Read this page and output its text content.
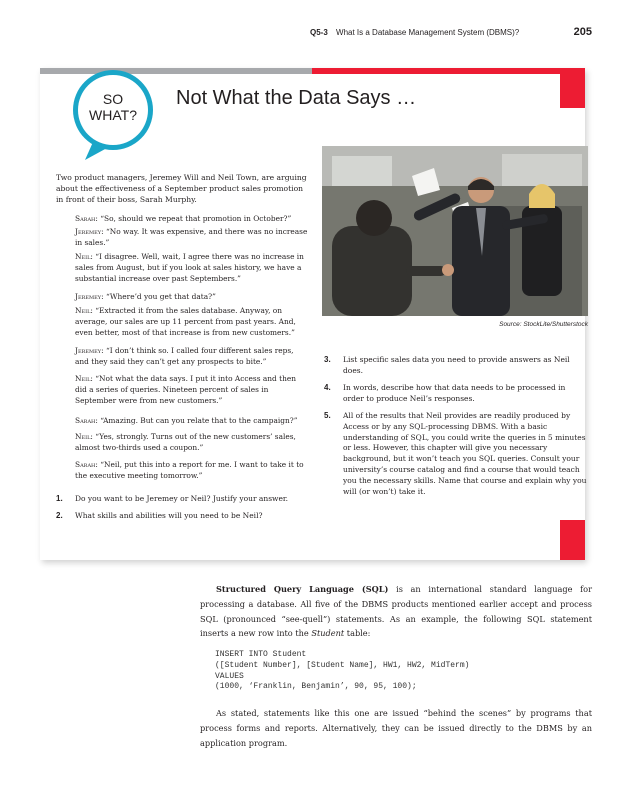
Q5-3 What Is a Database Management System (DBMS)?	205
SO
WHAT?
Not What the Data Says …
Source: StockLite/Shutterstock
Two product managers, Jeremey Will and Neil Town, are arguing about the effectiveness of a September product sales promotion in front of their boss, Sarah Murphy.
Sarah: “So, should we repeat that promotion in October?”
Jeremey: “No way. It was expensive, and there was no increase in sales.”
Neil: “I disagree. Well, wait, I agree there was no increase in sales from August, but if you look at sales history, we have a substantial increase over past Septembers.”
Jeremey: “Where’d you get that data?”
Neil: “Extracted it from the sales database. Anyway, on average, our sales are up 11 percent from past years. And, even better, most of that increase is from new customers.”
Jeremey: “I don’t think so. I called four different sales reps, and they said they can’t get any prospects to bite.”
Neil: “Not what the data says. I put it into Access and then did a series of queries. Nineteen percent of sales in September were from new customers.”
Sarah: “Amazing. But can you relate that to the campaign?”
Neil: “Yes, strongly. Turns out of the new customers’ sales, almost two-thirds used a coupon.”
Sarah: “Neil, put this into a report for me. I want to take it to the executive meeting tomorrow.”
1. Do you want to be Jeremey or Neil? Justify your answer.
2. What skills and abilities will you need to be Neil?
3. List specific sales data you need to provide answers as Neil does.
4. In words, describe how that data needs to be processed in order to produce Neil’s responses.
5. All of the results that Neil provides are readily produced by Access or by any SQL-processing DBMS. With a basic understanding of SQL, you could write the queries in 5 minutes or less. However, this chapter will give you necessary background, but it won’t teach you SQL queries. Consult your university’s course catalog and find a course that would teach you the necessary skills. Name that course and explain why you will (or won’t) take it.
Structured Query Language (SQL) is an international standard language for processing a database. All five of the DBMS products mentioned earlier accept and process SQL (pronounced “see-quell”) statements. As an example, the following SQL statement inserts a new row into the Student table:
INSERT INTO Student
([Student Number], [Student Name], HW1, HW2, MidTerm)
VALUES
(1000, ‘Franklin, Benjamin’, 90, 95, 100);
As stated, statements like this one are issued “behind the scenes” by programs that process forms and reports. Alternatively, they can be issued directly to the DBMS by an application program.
========
Only the number is wanted: count the lines of the records that hold the word "customers".

3